Istruzioni del compito:
Sostituisca "text-line" con "riga-testo" nelle righe dei record che partono dall'inizio e terminano con la riga contenente "section-heading: 二、存在的原因剖析 <box>184", questa inclusa. Riporti soltanto tali righe, lasciando invariato tutto il resto.

<<<<

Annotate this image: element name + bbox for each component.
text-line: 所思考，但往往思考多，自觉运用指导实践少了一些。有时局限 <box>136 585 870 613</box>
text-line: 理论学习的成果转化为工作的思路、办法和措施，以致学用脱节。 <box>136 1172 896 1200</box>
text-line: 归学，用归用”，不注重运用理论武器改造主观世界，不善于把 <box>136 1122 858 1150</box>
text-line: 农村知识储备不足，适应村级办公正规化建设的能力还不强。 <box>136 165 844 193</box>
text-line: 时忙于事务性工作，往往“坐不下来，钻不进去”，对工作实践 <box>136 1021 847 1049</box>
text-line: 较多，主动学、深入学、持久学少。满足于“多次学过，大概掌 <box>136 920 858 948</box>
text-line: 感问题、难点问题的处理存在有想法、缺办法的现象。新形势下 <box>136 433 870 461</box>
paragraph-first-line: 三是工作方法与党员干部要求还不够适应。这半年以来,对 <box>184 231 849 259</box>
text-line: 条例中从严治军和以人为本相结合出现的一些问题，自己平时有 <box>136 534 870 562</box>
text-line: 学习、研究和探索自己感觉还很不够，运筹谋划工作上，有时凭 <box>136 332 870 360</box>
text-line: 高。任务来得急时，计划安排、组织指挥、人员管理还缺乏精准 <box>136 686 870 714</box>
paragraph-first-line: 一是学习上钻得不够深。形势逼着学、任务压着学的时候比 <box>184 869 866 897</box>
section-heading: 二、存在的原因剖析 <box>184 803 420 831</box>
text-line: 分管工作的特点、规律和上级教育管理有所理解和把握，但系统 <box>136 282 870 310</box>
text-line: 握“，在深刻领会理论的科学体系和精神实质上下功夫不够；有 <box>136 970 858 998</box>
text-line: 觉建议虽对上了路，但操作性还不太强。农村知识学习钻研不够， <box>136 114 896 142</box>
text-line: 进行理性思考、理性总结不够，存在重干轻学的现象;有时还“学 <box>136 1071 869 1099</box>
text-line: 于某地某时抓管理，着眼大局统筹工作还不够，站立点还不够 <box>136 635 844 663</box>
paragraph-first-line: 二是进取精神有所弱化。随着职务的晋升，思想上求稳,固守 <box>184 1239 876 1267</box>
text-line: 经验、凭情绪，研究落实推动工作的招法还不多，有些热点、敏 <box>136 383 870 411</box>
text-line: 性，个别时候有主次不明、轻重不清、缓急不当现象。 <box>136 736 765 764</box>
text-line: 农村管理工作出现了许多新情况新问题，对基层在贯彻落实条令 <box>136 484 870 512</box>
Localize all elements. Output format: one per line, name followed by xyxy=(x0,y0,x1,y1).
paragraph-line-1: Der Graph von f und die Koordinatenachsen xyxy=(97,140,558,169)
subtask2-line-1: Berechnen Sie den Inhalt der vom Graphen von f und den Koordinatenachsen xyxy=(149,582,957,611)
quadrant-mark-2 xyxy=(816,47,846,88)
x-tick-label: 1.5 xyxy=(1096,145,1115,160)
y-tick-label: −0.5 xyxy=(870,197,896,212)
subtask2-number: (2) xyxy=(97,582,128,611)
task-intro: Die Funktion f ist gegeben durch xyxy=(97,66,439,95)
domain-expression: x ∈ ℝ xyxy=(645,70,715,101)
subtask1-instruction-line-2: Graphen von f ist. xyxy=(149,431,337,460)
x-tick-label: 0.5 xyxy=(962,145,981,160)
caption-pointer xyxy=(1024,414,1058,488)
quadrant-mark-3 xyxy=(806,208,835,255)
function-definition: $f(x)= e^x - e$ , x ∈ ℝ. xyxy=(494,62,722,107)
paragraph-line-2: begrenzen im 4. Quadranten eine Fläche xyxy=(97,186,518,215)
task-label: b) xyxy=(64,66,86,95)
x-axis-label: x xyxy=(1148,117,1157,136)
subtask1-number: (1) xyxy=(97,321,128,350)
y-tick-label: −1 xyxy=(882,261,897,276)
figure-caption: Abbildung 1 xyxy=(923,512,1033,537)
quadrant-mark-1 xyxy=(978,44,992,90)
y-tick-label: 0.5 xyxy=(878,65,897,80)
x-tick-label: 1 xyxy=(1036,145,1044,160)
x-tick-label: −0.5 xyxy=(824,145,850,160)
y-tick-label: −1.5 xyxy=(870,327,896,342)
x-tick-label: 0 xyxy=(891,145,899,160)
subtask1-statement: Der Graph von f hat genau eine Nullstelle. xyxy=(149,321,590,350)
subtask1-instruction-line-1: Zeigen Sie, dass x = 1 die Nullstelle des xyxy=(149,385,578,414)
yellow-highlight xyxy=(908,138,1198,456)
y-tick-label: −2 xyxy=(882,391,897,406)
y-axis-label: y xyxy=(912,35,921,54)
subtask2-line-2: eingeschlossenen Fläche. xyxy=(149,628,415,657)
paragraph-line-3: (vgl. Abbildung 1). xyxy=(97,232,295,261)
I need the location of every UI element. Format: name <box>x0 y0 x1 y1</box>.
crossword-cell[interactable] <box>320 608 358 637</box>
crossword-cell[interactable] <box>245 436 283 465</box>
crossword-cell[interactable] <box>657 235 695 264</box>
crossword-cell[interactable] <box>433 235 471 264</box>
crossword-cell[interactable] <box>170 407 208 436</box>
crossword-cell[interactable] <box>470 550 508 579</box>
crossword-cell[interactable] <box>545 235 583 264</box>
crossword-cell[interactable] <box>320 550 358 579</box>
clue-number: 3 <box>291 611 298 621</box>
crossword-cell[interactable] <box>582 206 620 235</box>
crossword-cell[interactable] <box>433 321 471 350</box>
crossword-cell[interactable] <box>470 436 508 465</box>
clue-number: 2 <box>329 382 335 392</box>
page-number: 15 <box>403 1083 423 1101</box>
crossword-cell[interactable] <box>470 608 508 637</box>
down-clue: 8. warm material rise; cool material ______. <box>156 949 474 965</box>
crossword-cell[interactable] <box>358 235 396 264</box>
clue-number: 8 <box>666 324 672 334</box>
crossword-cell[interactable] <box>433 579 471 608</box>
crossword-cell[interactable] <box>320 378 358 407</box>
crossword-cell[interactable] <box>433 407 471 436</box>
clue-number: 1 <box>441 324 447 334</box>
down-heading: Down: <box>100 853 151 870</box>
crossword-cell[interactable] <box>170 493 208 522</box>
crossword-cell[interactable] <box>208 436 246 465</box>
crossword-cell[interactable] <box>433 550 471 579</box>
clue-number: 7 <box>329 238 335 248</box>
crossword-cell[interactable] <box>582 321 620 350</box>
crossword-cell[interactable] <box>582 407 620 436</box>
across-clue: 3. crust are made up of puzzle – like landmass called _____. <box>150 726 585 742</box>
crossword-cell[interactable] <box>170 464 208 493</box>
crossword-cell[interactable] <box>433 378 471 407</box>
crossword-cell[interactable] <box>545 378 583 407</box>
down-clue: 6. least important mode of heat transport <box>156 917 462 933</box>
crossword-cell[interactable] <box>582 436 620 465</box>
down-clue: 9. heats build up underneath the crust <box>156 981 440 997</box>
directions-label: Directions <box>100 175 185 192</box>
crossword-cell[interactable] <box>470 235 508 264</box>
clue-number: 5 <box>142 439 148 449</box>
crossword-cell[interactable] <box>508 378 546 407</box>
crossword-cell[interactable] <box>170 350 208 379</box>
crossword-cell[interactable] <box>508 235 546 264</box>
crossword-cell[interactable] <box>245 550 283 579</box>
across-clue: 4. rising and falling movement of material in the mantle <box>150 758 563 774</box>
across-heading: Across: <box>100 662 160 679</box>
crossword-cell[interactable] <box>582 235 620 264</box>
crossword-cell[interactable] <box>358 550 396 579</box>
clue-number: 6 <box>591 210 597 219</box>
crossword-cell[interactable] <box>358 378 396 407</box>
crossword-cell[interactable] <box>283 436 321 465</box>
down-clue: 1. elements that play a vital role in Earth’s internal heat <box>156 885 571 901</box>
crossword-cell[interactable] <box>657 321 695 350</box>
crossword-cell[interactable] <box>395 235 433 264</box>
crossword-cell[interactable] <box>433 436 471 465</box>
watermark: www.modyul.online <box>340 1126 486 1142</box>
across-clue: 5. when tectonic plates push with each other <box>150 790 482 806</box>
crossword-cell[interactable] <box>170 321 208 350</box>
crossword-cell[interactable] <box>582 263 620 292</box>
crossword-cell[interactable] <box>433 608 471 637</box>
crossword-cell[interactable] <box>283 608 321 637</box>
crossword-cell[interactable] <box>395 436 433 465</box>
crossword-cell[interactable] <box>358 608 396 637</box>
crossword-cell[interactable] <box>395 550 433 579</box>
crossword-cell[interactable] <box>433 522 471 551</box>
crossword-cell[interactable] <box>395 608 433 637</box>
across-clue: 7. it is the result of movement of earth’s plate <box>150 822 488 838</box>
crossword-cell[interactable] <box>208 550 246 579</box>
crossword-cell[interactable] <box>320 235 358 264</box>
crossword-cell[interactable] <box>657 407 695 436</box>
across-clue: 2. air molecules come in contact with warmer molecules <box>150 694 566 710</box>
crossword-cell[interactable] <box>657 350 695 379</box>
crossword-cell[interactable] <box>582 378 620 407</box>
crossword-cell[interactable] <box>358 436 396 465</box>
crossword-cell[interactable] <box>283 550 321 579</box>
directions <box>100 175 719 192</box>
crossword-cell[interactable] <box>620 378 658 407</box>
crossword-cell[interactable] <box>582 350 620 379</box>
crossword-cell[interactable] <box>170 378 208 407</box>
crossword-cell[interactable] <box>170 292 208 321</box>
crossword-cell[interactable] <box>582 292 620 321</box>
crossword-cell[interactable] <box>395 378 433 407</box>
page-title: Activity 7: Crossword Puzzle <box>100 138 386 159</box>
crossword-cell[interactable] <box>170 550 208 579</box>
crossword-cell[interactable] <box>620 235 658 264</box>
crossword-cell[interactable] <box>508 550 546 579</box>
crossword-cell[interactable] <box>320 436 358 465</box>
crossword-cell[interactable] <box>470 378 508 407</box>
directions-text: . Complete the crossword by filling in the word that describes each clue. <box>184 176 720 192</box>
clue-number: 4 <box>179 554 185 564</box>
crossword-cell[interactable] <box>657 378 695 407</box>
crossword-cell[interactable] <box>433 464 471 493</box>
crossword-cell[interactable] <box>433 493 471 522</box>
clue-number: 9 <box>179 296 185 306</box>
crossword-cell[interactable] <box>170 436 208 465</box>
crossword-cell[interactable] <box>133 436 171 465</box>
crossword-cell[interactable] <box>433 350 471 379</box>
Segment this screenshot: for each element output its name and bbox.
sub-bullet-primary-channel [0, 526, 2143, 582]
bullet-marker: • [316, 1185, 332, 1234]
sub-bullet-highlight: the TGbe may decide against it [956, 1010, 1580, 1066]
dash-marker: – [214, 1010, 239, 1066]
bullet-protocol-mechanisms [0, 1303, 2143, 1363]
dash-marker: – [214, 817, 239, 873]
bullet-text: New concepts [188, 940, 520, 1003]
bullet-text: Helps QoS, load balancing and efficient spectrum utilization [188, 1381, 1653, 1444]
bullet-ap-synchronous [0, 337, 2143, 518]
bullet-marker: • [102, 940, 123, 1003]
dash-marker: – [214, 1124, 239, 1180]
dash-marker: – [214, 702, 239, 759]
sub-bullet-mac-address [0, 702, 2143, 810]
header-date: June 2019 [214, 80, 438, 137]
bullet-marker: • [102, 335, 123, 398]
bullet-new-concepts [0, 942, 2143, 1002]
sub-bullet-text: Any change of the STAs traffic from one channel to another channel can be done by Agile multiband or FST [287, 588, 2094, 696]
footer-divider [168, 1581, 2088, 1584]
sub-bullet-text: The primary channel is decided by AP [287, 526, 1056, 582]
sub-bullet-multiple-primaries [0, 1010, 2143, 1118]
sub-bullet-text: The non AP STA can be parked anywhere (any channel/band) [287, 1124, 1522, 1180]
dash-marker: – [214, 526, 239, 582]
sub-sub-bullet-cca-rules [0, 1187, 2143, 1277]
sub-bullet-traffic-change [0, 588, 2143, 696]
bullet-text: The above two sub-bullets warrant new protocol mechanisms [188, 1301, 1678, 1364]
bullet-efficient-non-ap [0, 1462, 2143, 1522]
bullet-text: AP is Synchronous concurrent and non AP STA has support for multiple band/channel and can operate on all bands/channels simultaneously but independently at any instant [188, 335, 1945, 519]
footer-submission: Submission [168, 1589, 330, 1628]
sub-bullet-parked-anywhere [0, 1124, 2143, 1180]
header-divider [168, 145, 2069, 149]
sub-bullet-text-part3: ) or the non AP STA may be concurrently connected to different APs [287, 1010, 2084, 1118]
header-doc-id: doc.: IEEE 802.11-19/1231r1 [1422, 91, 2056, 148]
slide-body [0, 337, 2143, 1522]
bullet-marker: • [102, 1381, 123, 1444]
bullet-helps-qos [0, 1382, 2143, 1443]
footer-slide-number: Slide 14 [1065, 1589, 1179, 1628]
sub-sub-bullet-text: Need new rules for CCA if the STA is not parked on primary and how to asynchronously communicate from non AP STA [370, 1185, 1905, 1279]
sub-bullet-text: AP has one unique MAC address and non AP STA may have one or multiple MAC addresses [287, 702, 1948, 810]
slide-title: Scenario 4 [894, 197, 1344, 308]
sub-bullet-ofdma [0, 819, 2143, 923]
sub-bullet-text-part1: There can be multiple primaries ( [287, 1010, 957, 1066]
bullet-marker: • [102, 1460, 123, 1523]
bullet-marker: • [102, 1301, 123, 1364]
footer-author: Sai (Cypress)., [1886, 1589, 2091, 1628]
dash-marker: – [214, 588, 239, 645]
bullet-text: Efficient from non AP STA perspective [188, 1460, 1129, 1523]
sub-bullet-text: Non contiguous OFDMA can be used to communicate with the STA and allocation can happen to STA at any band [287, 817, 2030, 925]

>>>>

Compito svolto:
Annotate this image: element name + bbox for each component.
riga-testo: 所思考，但往往思考多，自觉运用指导实践少了一些。有时局限 <box>136 585 870 613</box>
riga-testo: 理论学习的成果转化为工作的思路、办法和措施，以致学用脱节。 <box>136 1172 896 1200</box>
riga-testo: 归学，用归用”，不注重运用理论武器改造主观世界，不善于把 <box>136 1122 858 1150</box>
riga-testo: 农村知识储备不足，适应村级办公正规化建设的能力还不强。 <box>136 165 844 193</box>
riga-testo: 时忙于事务性工作，往往“坐不下来，钻不进去”，对工作实践 <box>136 1021 847 1049</box>
riga-testo: 较多，主动学、深入学、持久学少。满足于“多次学过，大概掌 <box>136 920 858 948</box>
riga-testo: 感问题、难点问题的处理存在有想法、缺办法的现象。新形势下 <box>136 433 870 461</box>
paragraph-first-line: 三是工作方法与党员干部要求还不够适应。这半年以来,对 <box>184 231 849 259</box>
riga-testo: 条例中从严治军和以人为本相结合出现的一些问题，自己平时有 <box>136 534 870 562</box>
riga-testo: 学习、研究和探索自己感觉还很不够，运筹谋划工作上，有时凭 <box>136 332 870 360</box>
riga-testo: 高。任务来得急时，计划安排、组织指挥、人员管理还缺乏精准 <box>136 686 870 714</box>
paragraph-first-line: 一是学习上钻得不够深。形势逼着学、任务压着学的时候比 <box>184 869 866 897</box>
section-heading: 二、存在的原因剖析 <box>184 803 420 831</box>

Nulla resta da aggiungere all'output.